> [Brief] Copy out every line containing the word "этотъ".

> [Task material]

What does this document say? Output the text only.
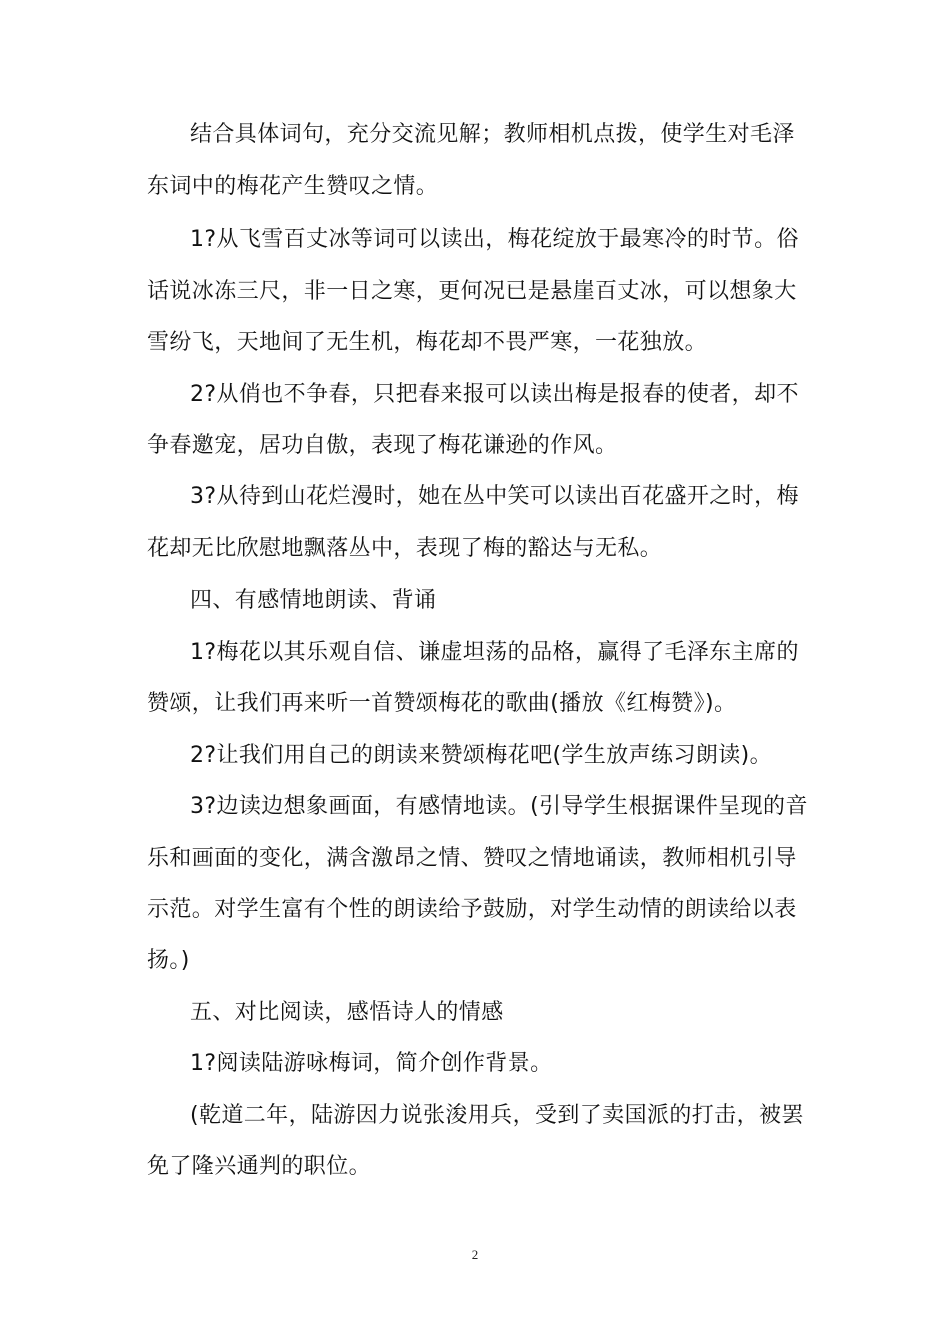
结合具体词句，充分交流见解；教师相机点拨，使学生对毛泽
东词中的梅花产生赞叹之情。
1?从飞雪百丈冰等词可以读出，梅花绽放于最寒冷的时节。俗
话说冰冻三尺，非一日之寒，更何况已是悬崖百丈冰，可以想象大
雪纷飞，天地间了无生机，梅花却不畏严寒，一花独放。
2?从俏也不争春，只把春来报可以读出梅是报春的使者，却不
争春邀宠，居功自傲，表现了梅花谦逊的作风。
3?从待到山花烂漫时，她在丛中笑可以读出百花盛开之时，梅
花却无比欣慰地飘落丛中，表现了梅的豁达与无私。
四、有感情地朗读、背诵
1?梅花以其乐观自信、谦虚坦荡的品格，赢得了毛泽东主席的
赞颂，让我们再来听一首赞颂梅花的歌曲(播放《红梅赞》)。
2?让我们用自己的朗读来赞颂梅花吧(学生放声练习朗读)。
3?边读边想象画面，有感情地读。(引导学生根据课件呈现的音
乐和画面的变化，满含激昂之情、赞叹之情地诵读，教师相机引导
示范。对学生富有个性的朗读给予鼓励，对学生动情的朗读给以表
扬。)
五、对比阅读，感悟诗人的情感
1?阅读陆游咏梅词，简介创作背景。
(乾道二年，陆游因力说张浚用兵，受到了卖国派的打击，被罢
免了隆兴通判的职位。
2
* * *
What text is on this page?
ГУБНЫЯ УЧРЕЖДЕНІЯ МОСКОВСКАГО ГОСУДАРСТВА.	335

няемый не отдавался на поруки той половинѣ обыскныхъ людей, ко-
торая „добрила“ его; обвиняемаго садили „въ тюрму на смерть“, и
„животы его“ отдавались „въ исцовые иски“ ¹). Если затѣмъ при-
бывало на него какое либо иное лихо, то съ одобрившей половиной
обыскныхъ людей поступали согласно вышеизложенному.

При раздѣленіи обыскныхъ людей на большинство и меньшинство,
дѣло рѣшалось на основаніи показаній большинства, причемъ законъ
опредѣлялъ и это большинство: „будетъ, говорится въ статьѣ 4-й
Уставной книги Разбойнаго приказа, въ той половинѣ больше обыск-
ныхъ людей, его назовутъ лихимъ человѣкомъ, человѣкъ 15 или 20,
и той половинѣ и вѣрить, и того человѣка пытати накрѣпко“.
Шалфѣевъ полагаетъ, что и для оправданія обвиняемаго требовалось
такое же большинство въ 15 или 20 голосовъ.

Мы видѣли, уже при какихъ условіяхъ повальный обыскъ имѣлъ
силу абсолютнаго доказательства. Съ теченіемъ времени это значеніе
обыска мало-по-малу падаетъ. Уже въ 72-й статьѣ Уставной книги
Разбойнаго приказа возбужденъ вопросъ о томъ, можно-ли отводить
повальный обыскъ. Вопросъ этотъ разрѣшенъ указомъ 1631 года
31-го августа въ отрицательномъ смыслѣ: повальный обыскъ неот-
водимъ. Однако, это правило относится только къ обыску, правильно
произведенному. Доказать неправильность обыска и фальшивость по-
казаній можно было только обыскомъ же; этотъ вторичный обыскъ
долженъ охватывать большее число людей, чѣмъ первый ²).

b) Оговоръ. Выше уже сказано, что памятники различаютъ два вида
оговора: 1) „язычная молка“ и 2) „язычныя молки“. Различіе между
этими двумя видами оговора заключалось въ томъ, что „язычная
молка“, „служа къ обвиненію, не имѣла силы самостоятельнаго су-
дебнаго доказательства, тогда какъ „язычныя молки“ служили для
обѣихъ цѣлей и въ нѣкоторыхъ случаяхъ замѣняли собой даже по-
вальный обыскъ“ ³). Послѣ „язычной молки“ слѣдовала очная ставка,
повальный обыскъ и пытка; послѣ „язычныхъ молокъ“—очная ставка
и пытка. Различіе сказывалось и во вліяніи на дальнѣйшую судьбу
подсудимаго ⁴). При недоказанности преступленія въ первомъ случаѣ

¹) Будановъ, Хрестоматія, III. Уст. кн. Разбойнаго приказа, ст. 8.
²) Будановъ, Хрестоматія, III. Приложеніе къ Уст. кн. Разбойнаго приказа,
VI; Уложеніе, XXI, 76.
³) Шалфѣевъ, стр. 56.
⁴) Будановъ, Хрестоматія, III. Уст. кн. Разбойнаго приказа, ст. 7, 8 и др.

> [Final answer]
повальный обыскъ. Вопросъ этотъ разрѣшенъ указомъ 1631 года
казаній можно было только обыскомъ же; этотъ вторичный обыскъ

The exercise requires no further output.